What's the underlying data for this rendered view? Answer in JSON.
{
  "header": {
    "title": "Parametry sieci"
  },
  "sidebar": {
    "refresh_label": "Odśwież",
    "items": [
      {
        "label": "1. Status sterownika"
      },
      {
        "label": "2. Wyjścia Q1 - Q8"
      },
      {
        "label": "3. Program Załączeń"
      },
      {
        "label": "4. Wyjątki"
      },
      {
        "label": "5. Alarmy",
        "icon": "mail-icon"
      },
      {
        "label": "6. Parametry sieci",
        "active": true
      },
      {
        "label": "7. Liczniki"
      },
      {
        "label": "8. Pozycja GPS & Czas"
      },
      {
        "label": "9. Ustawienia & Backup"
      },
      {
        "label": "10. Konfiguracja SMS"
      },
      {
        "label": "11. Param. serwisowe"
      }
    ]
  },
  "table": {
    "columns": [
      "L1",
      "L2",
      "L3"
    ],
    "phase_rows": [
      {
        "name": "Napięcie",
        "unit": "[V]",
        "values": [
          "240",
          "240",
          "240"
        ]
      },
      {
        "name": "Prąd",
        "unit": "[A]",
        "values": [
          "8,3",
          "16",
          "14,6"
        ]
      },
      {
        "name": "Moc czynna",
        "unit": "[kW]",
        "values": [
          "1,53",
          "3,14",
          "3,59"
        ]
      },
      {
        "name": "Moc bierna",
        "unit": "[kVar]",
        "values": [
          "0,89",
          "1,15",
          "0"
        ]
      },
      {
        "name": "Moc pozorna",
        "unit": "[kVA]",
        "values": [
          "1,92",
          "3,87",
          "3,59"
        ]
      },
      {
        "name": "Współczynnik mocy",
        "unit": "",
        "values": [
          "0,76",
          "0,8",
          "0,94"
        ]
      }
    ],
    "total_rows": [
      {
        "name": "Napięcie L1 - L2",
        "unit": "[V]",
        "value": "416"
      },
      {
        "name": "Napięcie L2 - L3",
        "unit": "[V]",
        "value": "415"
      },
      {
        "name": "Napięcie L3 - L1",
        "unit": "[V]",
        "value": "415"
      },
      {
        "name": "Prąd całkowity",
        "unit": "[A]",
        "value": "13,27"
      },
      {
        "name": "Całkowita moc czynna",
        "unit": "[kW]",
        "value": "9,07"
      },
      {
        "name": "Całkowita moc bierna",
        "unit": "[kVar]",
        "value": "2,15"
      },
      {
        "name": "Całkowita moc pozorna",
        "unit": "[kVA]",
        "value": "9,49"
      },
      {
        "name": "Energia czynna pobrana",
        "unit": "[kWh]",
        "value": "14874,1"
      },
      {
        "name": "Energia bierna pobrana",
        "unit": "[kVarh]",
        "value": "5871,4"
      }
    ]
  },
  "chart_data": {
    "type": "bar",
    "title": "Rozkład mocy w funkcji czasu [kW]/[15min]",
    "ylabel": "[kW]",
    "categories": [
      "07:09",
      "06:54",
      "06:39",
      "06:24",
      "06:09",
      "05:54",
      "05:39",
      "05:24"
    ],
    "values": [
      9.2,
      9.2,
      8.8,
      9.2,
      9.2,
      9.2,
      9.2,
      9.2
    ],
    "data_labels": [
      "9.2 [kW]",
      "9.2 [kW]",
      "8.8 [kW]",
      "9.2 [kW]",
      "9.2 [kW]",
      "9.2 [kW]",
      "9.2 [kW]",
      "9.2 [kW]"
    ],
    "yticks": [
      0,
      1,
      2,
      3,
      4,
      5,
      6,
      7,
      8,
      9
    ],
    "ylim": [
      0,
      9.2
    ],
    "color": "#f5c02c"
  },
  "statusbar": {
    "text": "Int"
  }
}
...
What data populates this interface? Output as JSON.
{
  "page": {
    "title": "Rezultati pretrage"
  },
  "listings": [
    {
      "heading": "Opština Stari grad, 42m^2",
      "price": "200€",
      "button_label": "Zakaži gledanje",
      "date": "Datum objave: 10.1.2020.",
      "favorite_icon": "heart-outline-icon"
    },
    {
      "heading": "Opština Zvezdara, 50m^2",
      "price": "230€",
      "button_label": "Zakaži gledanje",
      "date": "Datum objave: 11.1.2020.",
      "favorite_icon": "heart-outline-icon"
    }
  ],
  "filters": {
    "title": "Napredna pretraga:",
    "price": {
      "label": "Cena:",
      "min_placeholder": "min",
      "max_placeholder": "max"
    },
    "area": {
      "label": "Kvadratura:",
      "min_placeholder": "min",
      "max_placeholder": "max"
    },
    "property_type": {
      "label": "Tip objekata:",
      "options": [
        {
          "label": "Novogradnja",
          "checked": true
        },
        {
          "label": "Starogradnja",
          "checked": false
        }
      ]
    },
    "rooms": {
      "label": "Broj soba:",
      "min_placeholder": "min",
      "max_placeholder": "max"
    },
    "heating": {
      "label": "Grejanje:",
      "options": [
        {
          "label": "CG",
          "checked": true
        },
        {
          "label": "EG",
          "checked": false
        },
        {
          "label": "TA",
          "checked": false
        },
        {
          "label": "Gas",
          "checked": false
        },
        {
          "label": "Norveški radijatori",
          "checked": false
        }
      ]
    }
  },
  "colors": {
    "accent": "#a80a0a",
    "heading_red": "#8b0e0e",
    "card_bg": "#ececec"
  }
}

Prompt:
Return every line above that contains the word "pozorna".

Complete output:
        "name": "Moc pozorna",
        "name": "Całkowita moc pozorna",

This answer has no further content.